What you should do
Can you quote exactly the stretch of lines from the one with "Extract all readable text from this page." through the final line of the material, both ends included?

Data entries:
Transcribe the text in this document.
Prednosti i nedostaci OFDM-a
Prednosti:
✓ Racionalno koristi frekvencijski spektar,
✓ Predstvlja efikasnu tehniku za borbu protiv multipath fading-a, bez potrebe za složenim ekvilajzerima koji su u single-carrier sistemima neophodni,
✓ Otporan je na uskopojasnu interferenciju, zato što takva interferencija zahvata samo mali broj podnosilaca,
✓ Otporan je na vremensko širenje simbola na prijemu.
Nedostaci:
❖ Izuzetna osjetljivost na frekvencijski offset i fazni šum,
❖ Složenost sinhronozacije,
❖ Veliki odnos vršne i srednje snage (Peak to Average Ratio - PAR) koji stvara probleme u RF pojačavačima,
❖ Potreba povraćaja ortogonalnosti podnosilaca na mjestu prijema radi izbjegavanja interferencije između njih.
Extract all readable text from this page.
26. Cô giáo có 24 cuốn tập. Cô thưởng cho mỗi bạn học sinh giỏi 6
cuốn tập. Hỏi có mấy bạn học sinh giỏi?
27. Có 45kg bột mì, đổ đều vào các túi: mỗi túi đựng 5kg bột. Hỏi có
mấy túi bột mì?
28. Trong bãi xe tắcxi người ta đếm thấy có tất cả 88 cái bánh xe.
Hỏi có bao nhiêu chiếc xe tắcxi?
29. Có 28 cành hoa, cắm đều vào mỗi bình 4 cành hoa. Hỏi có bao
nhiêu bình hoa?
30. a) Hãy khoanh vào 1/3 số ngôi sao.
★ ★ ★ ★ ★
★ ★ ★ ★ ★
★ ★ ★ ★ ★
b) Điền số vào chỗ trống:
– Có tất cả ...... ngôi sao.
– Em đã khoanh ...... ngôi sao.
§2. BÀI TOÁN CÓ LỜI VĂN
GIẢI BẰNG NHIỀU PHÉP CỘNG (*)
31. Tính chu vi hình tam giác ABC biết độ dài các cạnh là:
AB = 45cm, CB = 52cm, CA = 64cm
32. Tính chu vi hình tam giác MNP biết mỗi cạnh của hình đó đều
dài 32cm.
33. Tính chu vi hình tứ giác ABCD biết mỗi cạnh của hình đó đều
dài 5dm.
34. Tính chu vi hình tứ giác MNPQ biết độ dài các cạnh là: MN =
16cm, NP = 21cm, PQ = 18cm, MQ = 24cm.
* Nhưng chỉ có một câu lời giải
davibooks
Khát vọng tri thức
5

Exercise answer
Extract all readable text from this page.
26. Cô giáo có 24 cuốn tập. Cô thưởng cho mỗi bạn học sinh giỏi 6
cuốn tập. Hỏi có mấy bạn học sinh giỏi?
27. Có 45kg bột mì, đổ đều vào các túi: mỗi túi đựng 5kg bột. Hỏi có
mấy túi bột mì?
28. Trong bãi xe tắcxi người ta đếm thấy có tất cả 88 cái bánh xe.
Hỏi có bao nhiêu chiếc xe tắcxi?
29. Có 28 cành hoa, cắm đều vào mỗi bình 4 cành hoa. Hỏi có bao
nhiêu bình hoa?
30. a) Hãy khoanh vào 1/3 số ngôi sao.
★ ★ ★ ★ ★
★ ★ ★ ★ ★
★ ★ ★ ★ ★
b) Điền số vào chỗ trống:
– Có tất cả ...... ngôi sao.
– Em đã khoanh ...... ngôi sao.
§2. BÀI TOÁN CÓ LỜI VĂN
GIẢI BẰNG NHIỀU PHÉP CỘNG (*)
31. Tính chu vi hình tam giác ABC biết độ dài các cạnh là:
AB = 45cm, CB = 52cm, CA = 64cm
32. Tính chu vi hình tam giác MNP biết mỗi cạnh của hình đó đều
dài 32cm.
33. Tính chu vi hình tứ giác ABCD biết mỗi cạnh của hình đó đều
dài 5dm.
34. Tính chu vi hình tứ giác MNPQ biết độ dài các cạnh là: MN =
16cm, NP = 21cm, PQ = 18cm, MQ = 24cm.
* Nhưng chỉ có một câu lời giải
davibooks
Khát vọng tri thức
5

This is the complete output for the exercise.